CONSIGNE: Recopiez fidèlement, dans le texte sur les communes forestières ci-dessous, tout le passage qui va de « Pourtant, dans l'exposé » jusqu'à « marchés à risque. ».

TEXTE SOURCE:
--------

III. L'INTERVENTION DU LEGISLATEUR
Les
mesures envisagées en faveur des communes forestières
relèvent pour la plupart de la compétence du pouvoir
exécutif, qui procède par redéploiement de crédits,
attribution de subventions et édiction de dispositions
réglementaires ou infra-réglementaires.
Néanmoins, le Parlement constitue une force de proposition et un relais
des attentes des citoyens.
Sans surestimer l'influence du Sénat, on peut constater que plusieurs
mesures suggérées par le président et le rapporteur
général de votre commission des finances, dans un
communiqué de presse daté du 11 janvier 2000, ont par la suite
été reprises par le gouvernement. Il s'agit notamment de
l'accélération des remboursements du FCTVA et de la
réduction à 5,5 % du taux de TVA sur les travaux forestiers.
Nous y reviendrons.
De même, sans le dépôt de la proposition de loi de nos
collègues Huriet, Delevoye et Fourcade, qui a pour objet de permettre
aux communes forestières de placer ailleurs qu'au Trésor le
produit de la vente des chablis, le gouvernement n'aurait peut-être pas
été aussi prompt à mettre au point des produits financiers
destinés à répondre aux besoins des collectivités
locales.
A. ELARGIR LES POSSIBILITÉS DE PLACEMENT DES FONDS PROVENANT DE LA VENTE DES CHABLIS
Annonçant devant le Sénat le 3 février
2000 la
possibilité pour les communes forestières de placer le produit de
la vente des chablis en bons du Trésor, le ministre de
l'intérieur ajoutait : "
Je sais que, sur ce dernier point,
plusieurs membres de la Haute Assemblée avaient déposé une
proposition de loi et j'espère que la mesure prise permettra de
répondre aux besoins dont ils se faisaient l'écho
".
Pourtant, dans l'exposé des motifs de leur proposition de loi,
MM. Huriet, Delevoye, Fourcade et les autres signataires de la proposition
de loi n° 172 regrettaient que la loi impose aux communes
forestières de laisser les fonds provenant de la vente des chablis
"
au Trésor, ce qui ne leur apportera aucun
intérêt, ou de placer en bons et obligations d'Etat qui
rapporteront un intérêt peu important
".
L'objectif est donc bel et bien de permettre aux collectivités locales
forestières sinistrées de réaliser des placements
financiers en dehors du réseau du Trésor. Ce qui ne signifie pas
qu'elles saisiront cette opportunité pour se livrer à des
placements spéculatifs sur des marchés à risque.

--------

INFORMATIONS AFFICHÉES:
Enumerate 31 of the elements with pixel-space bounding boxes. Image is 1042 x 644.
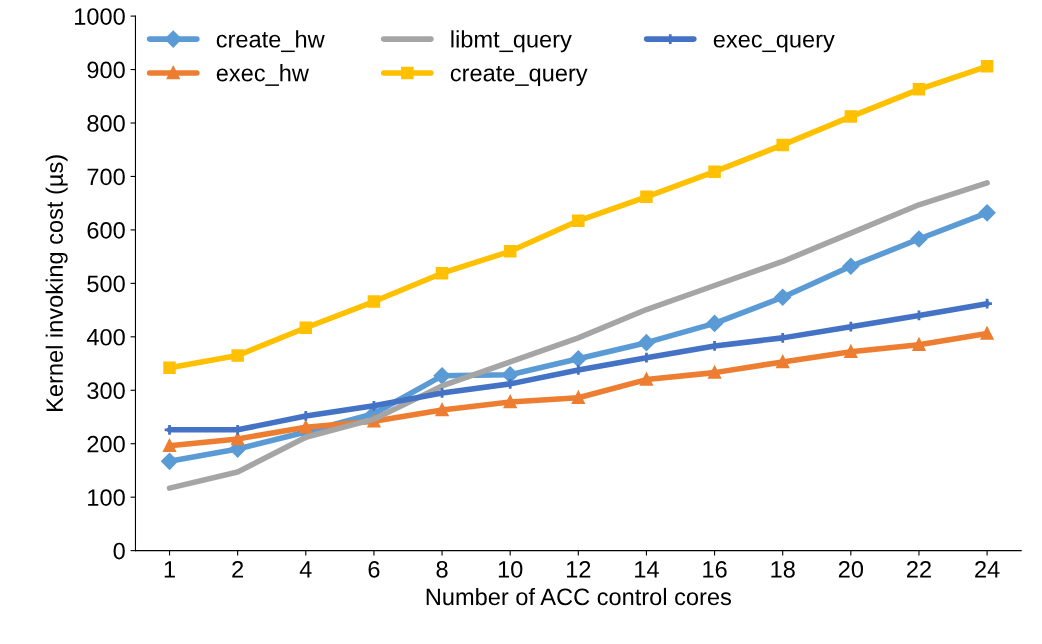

--------

RÉPONSE PRODUITE:
Pourtant, dans l'exposé des motifs de leur proposition de loi,
MM. Huriet, Delevoye, Fourcade et les autres signataires de la proposition
de loi n° 172 regrettaient que la loi impose aux communes
forestières de laisser les fonds provenant de la vente des chablis
"
au Trésor, ce qui ne leur apportera aucun
intérêt, ou de placer en bons et obligations d'Etat qui
rapporteront un intérêt peu important
".
L'objectif est donc bel et bien de permettre aux collectivités locales
forestières sinistrées de réaliser des placements
financiers en dehors du réseau du Trésor. Ce qui ne signifie pas
qu'elles saisiront cette opportunité pour se livrer à des
placements spéculatifs sur des marchés à risque.